-------- Task input --------

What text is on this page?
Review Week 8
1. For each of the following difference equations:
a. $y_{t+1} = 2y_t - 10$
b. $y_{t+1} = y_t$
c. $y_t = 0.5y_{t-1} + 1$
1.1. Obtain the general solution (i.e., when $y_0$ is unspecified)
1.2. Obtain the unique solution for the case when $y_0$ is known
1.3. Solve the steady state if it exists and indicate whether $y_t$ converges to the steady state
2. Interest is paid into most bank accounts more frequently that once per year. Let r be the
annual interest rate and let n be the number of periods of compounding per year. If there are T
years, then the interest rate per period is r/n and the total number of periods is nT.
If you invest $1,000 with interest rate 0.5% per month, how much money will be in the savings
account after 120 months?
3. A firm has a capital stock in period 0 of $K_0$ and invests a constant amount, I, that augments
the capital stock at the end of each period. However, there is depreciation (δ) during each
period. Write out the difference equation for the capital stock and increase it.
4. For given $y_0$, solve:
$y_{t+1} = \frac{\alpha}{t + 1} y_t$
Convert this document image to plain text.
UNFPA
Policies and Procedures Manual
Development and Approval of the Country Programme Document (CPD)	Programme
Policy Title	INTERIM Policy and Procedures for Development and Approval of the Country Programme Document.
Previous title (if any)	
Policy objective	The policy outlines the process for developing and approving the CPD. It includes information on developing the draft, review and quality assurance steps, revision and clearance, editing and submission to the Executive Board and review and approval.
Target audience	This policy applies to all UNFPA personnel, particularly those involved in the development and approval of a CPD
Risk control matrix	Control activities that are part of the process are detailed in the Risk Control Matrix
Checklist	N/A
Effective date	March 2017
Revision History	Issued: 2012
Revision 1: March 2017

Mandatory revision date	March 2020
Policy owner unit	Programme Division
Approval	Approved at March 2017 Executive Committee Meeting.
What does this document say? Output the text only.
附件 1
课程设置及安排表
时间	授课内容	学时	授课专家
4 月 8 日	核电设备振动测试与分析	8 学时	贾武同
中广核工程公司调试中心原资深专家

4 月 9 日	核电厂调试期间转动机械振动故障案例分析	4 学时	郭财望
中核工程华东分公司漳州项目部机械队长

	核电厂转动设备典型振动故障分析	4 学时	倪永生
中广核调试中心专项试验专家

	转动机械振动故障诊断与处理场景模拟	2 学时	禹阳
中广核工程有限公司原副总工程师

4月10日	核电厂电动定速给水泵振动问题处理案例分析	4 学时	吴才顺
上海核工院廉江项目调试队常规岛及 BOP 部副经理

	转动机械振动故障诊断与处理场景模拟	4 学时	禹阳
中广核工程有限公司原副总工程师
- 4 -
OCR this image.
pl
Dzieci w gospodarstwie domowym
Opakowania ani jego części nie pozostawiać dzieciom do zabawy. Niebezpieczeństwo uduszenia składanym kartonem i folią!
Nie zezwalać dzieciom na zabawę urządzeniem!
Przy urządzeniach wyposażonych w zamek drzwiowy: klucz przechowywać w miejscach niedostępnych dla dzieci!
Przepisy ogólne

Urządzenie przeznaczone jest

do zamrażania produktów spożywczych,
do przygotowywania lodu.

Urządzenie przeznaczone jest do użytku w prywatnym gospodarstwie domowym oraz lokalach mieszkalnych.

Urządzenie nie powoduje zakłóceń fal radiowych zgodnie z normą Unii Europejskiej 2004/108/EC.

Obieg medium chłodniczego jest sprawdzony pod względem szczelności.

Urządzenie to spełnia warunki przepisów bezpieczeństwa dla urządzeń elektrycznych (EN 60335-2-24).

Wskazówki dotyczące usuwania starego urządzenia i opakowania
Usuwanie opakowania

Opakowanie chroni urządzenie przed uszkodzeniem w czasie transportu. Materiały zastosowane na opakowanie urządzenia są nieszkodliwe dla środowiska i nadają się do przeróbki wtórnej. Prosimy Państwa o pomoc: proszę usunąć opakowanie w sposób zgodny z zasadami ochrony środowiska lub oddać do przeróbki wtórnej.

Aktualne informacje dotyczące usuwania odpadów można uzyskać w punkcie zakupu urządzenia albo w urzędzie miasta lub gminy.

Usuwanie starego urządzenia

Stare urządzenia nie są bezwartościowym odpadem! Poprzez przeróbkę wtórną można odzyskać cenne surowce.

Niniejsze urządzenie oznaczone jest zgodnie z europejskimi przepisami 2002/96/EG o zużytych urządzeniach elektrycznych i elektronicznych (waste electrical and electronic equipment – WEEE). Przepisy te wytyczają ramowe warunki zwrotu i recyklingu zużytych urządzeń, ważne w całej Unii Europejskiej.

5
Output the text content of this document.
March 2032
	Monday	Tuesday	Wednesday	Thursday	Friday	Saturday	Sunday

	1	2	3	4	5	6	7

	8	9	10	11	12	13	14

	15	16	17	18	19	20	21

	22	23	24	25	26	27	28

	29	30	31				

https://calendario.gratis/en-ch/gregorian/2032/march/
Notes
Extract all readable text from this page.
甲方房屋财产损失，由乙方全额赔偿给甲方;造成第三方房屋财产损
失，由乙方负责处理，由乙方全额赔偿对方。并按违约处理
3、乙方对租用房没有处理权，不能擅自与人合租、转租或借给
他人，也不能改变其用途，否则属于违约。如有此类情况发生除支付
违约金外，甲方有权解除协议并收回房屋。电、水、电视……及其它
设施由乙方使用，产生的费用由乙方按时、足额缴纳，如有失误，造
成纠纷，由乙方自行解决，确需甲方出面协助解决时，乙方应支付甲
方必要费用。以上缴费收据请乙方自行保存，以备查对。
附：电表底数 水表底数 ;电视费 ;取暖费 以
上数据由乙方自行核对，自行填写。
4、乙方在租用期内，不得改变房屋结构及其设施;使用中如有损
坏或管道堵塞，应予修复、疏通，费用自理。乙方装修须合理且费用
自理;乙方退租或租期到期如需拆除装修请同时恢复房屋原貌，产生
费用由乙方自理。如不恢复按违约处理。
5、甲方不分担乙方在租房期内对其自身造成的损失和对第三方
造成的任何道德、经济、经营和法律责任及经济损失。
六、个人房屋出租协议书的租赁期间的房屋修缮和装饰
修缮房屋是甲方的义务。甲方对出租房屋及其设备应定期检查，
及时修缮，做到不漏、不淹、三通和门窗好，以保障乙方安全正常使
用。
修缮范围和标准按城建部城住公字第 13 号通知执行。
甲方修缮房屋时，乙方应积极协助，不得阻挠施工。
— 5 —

--------

## Request
Reproduce the data in full, exactly as presented.

## Solution
What text is on this page?
Review Week 8
1. For each of the following difference equations:
a. $y_{t+1} = 2y_t - 10$
b. $y_{t+1} = y_t$
c. $y_t = 0.5y_{t-1} + 1$
1.1. Obtain the general solution (i.e., when $y_0$ is unspecified)
1.2. Obtain the unique solution for the case when $y_0$ is known
1.3. Solve the steady state if it exists and indicate whether $y_t$ converges to the steady state
2. Interest is paid into most bank accounts more frequently that once per year. Let r be the
annual interest rate and let n be the number of periods of compounding per year. If there are T
years, then the interest rate per period is r/n and the total number of periods is nT.
If you invest $1,000 with interest rate 0.5% per month, how much money will be in the savings
account after 120 months?
3. A firm has a capital stock in period 0 of $K_0$ and invests a constant amount, I, that augments
the capital stock at the end of each period. However, there is depreciation (δ) during each
period. Write out the difference equation for the capital stock and increase it.
4. For given $y_0$, solve:
$y_{t+1} = \frac{\alpha}{t + 1} y_t$
Convert this document image to plain text.
UNFPA
Policies and Procedures Manual
Development and Approval of the Country Programme Document (CPD)	Programme
Policy Title	INTERIM Policy and Procedures for Development and Approval of the Country Programme Document.
Previous title (if any)	
Policy objective	The policy outlines the process for developing and approving the CPD. It includes information on developing the draft, review and quality assurance steps, revision and clearance, editing and submission to the Executive Board and review and approval.
Target audience	This policy applies to all UNFPA personnel, particularly those involved in the development and approval of a CPD
Risk control matrix	Control activities that are part of the process are detailed in the Risk Control Matrix
Checklist	N/A
Effective date	March 2017
Revision History	Issued: 2012
Revision 1: March 2017

Mandatory revision date	March 2020
Policy owner unit	Programme Division
Approval	Approved at March 2017 Executive Committee Meeting.
What does this document say? Output the text only.
附件 1
课程设置及安排表
时间	授课内容	学时	授课专家
4 月 8 日	核电设备振动测试与分析	8 学时	贾武同
中广核工程公司调试中心原资深专家

4 月 9 日	核电厂调试期间转动机械振动故障案例分析	4 学时	郭财望
中核工程华东分公司漳州项目部机械队长

	核电厂转动设备典型振动故障分析	4 学时	倪永生
中广核调试中心专项试验专家

	转动机械振动故障诊断与处理场景模拟	2 学时	禹阳
中广核工程有限公司原副总工程师

4月10日	核电厂电动定速给水泵振动问题处理案例分析	4 学时	吴才顺
上海核工院廉江项目调试队常规岛及 BOP 部副经理

	转动机械振动故障诊断与处理场景模拟	4 学时	禹阳
中广核工程有限公司原副总工程师
- 4 -
OCR this image.
pl
Dzieci w gospodarstwie domowym
Opakowania ani jego części nie pozostawiać dzieciom do zabawy. Niebezpieczeństwo uduszenia składanym kartonem i folią!
Nie zezwalać dzieciom na zabawę urządzeniem!
Przy urządzeniach wyposażonych w zamek drzwiowy: klucz przechowywać w miejscach niedostępnych dla dzieci!
Przepisy ogólne

Urządzenie przeznaczone jest

do zamrażania produktów spożywczych,
do przygotowywania lodu.

Urządzenie przeznaczone jest do użytku w prywatnym gospodarstwie domowym oraz lokalach mieszkalnych.

Urządzenie nie powoduje zakłóceń fal radiowych zgodnie z normą Unii Europejskiej 2004/108/EC.

Obieg medium chłodniczego jest sprawdzony pod względem szczelności.

Urządzenie to spełnia warunki przepisów bezpieczeństwa dla urządzeń elektrycznych (EN 60335-2-24).

Wskazówki dotyczące usuwania starego urządzenia i opakowania
Usuwanie opakowania

Opakowanie chroni urządzenie przed uszkodzeniem w czasie transportu. Materiały zastosowane na opakowanie urządzenia są nieszkodliwe dla środowiska i nadają się do przeróbki wtórnej. Prosimy Państwa o pomoc: proszę usunąć opakowanie w sposób zgodny z zasadami ochrony środowiska lub oddać do przeróbki wtórnej.

Aktualne informacje dotyczące usuwania odpadów można uzyskać w punkcie zakupu urządzenia albo w urzędzie miasta lub gminy.

Usuwanie starego urządzenia

Stare urządzenia nie są bezwartościowym odpadem! Poprzez przeróbkę wtórną można odzyskać cenne surowce.

Niniejsze urządzenie oznaczone jest zgodnie z europejskimi przepisami 2002/96/EG o zużytych urządzeniach elektrycznych i elektronicznych (waste electrical and electronic equipment – WEEE). Przepisy te wytyczają ramowe warunki zwrotu i recyklingu zużytych urządzeń, ważne w całej Unii Europejskiej.

5
Output the text content of this document.
March 2032
	Monday	Tuesday	Wednesday	Thursday	Friday	Saturday	Sunday

	1	2	3	4	5	6	7

	8	9	10	11	12	13	14

	15	16	17	18	19	20	21

	22	23	24	25	26	27	28

	29	30	31				

https://calendario.gratis/en-ch/gregorian/2032/march/
Notes
Extract all readable text from this page.
甲方房屋财产损失，由乙方全额赔偿给甲方;造成第三方房屋财产损
失，由乙方负责处理，由乙方全额赔偿对方。并按违约处理
3、乙方对租用房没有处理权，不能擅自与人合租、转租或借给
他人，也不能改变其用途，否则属于违约。如有此类情况发生除支付
违约金外，甲方有权解除协议并收回房屋。电、水、电视……及其它
设施由乙方使用，产生的费用由乙方按时、足额缴纳，如有失误，造
成纠纷，由乙方自行解决，确需甲方出面协助解决时，乙方应支付甲
方必要费用。以上缴费收据请乙方自行保存，以备查对。
附：电表底数 水表底数 ;电视费 ;取暖费 以
上数据由乙方自行核对，自行填写。
4、乙方在租用期内，不得改变房屋结构及其设施;使用中如有损
坏或管道堵塞，应予修复、疏通，费用自理。乙方装修须合理且费用
自理;乙方退租或租期到期如需拆除装修请同时恢复房屋原貌，产生
费用由乙方自理。如不恢复按违约处理。
5、甲方不分担乙方在租房期内对其自身造成的损失和对第三方
造成的任何道德、经济、经营和法律责任及经济损失。
六、个人房屋出租协议书的租赁期间的房屋修缮和装饰
修缮房屋是甲方的义务。甲方对出租房屋及其设备应定期检查，
及时修缮，做到不漏、不淹、三通和门窗好，以保障乙方安全正常使
用。
修缮范围和标准按城建部城住公字第 13 号通知执行。
甲方修缮房屋时，乙方应积极协助，不得阻挠施工。
— 5 —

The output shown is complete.